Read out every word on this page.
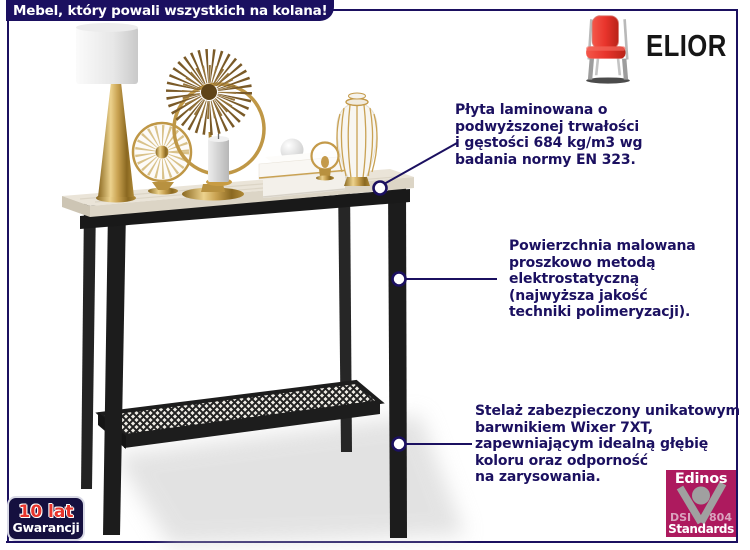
Mebel, który powali wszystkich na kolana!
ELIOR
Płyta laminowana o
podwyższonej trwałości
i gęstości 684 kg/m3 wg
badania normy EN 323.
Powierzchnia malowana
proszkowo metodą
elektrostatyczną
(najwyższa jakość
techniki polimeryzacji).
Stelaż zabezpieczony unikatowym
barwnikiem Wixer 7XT,
zapewniającym idealną głębię
koloru oraz odporność
na zarysowania.
10 lat
Gwarancji
Edinos
DSI 804
Standards
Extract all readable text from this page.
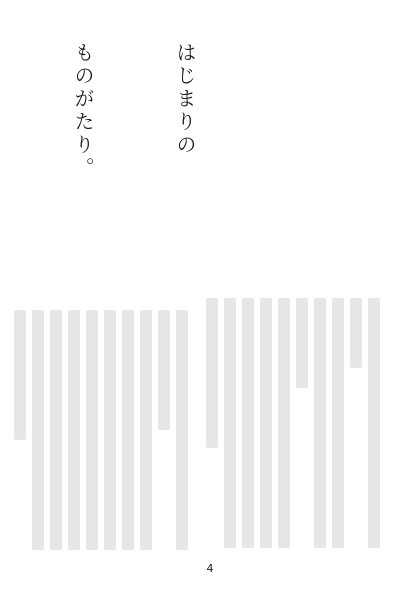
はじまりの

ものがたり。

4
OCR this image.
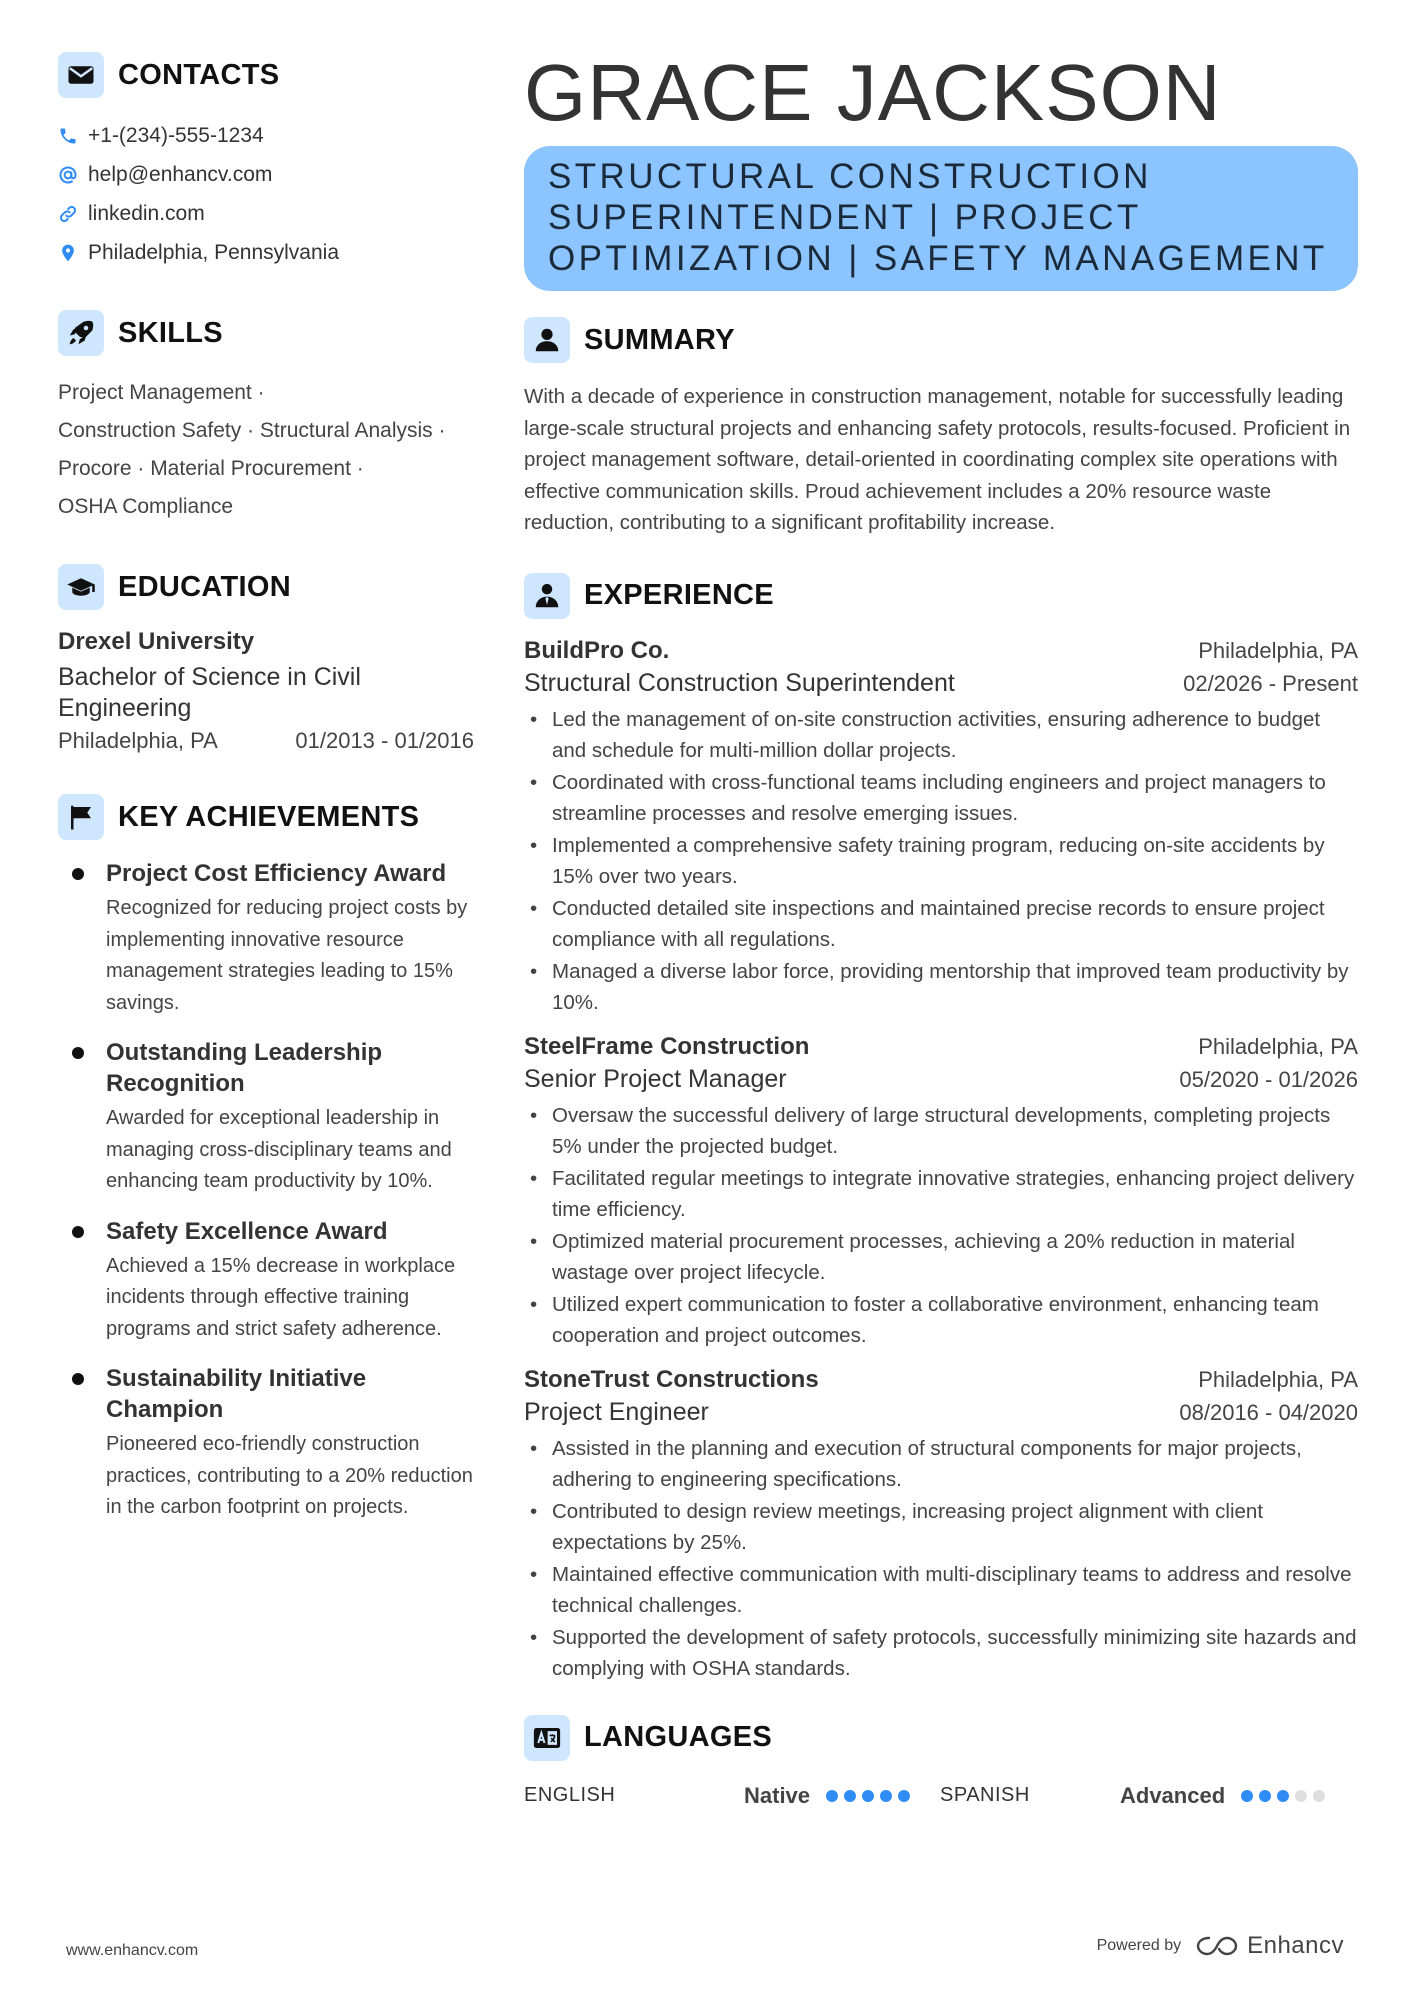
CONTACTS
+1-(234)-555-1234
help@enhancv.com
linkedin.com
Philadelphia, Pennsylvania
SKILLS
Project Management ·
Construction Safety · Structural Analysis ·
Procore · Material Procurement ·
OSHA Compliance
EDUCATION
Drexel University
Bachelor of Science in Civil Engineering
Philadelphia, PA	01/2013 - 01/2016
KEY ACHIEVEMENTS
Project Cost Efficiency Award
Recognized for reducing project costs by implementing innovative resource management strategies leading to 15% savings.
Outstanding Leadership Recognition
Awarded for exceptional leadership in managing cross-disciplinary teams and enhancing team productivity by 10%.
Safety Excellence Award
Achieved a 15% decrease in workplace incidents through effective training programs and strict safety adherence.
Sustainability Initiative Champion
Pioneered eco-friendly construction practices, contributing to a 20% reduction in the carbon footprint on projects.
GRACE JACKSON
STRUCTURAL CONSTRUCTION SUPERINTENDENT | PROJECT OPTIMIZATION | SAFETY MANAGEMENT
SUMMARY

With a decade of experience in construction management, notable for successfully leading large-scale structural projects and enhancing safety protocols, results-focused. Proficient in project management software, detail-oriented in coordinating complex site operations with effective communication skills. Proud achievement includes a 20% resource waste reduction, contributing to a significant profitability increase.

EXPERIENCE
BuildPro Co.	Philadelphia, PA
Structural Construction Superintendent	02/2026 - Present
• Led the management of on-site construction activities, ensuring adherence to budget and schedule for multi-million dollar projects.
• Coordinated with cross-functional teams including engineers and project managers to streamline processes and resolve emerging issues.
• Implemented a comprehensive safety training program, reducing on-site accidents by 15% over two years.
• Conducted detailed site inspections and maintained precise records to ensure project compliance with all regulations.
• Managed a diverse labor force, providing mentorship that improved team productivity by 10%.
SteelFrame Construction	Philadelphia, PA
Senior Project Manager	05/2020 - 01/2026
• Oversaw the successful delivery of large structural developments, completing projects 5% under the projected budget.
• Facilitated regular meetings to integrate innovative strategies, enhancing project delivery time efficiency.
• Optimized material procurement processes, achieving a 20% reduction in material wastage over project lifecycle.
• Utilized expert communication to foster a collaborative environment, enhancing team cooperation and project outcomes.
StoneTrust Constructions	Philadelphia, PA
Project Engineer	08/2016 - 04/2020
• Assisted in the planning and execution of structural components for major projects, adhering to engineering specifications.
• Contributed to design review meetings, increasing project alignment with client expectations by 25%.
• Maintained effective communication with multi-disciplinary teams to address and resolve technical challenges.
• Supported the development of safety protocols, successfully minimizing site hazards and complying with OSHA standards.
LANGUAGES
ENGLISH	Native	SPANISH	Advanced
www.enhancv.com	Powered by	Enhancv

········

= EXERCISE GOAL =
Make a copy of each line that contains the string "adherence".

= FINISHED TASK =
Achieved a 15% decrease in workplace incidents through effective training programs and strict safety adherence.
• Led the management of on-site construction activities, ensuring adherence to budget and schedule for multi-million dollar projects.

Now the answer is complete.